━━━ Items

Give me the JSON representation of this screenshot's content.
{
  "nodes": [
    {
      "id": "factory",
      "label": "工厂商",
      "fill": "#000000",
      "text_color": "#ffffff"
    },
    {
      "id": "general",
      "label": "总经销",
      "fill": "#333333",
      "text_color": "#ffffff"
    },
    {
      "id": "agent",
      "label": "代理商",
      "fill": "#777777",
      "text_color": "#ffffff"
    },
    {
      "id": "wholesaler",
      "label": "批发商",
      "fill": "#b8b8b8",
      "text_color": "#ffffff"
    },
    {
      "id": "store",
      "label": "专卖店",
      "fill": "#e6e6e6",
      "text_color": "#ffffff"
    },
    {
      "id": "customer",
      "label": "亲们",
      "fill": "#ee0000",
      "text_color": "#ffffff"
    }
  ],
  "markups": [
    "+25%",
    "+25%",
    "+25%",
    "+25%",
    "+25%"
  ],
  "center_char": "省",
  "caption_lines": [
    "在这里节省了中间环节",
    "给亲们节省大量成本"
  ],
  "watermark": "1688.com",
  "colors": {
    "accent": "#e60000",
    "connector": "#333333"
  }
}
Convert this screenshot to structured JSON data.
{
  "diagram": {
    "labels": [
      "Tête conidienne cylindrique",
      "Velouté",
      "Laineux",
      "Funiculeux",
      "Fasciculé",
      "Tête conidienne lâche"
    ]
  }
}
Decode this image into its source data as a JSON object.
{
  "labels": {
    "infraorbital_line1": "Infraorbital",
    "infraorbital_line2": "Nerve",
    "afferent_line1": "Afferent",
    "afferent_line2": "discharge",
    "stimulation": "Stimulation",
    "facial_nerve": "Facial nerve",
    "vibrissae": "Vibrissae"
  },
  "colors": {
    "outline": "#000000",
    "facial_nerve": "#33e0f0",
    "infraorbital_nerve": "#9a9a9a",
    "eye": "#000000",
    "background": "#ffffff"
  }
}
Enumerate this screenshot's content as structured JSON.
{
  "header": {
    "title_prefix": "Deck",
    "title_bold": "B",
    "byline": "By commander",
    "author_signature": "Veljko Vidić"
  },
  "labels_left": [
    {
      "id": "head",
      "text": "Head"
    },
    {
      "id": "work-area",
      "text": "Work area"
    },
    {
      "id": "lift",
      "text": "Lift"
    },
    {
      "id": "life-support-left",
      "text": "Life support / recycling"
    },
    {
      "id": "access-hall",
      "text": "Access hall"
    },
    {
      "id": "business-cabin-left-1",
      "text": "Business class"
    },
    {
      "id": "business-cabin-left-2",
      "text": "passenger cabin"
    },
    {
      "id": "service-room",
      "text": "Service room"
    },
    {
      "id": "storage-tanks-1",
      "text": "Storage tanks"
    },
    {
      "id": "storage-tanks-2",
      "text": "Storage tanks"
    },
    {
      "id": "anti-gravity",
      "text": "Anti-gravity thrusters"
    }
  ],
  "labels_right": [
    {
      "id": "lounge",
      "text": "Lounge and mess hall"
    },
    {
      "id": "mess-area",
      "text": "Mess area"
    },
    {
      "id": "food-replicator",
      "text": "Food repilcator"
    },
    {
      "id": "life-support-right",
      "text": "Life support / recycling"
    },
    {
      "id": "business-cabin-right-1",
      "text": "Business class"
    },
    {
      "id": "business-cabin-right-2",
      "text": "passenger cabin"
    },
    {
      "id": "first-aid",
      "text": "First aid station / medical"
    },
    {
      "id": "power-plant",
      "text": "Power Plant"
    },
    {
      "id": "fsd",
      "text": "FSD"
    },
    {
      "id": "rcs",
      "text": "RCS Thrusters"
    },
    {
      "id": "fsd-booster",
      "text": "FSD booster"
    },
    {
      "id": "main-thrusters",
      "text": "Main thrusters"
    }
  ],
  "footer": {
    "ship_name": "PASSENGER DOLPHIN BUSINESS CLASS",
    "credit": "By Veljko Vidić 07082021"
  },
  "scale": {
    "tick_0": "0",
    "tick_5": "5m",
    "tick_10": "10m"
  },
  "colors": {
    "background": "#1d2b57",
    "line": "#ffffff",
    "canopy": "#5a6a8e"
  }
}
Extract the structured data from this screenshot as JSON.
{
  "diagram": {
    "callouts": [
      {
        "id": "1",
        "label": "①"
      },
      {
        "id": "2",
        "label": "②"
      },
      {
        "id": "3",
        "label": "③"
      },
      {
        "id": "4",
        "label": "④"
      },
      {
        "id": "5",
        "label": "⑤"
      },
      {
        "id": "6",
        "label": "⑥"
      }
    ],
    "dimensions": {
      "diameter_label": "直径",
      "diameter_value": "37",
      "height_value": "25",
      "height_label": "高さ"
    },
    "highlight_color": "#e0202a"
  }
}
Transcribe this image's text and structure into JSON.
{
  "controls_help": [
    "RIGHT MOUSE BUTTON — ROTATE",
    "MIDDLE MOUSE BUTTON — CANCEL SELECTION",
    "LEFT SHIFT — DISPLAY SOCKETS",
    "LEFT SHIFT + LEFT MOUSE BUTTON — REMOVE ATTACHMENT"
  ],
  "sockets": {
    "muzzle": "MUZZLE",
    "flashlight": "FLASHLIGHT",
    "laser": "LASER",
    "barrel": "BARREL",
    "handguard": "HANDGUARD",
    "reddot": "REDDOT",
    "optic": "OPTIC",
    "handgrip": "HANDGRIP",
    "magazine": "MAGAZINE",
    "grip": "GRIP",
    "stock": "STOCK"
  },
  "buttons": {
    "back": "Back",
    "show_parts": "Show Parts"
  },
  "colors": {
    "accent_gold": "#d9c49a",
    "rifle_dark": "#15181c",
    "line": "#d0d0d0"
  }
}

━━━━━━

• Problem statement: Go through the entries above and copy every line containing "background".

• Result for this task:
    "background": "#ffffff"
    "background": "#1d2b57",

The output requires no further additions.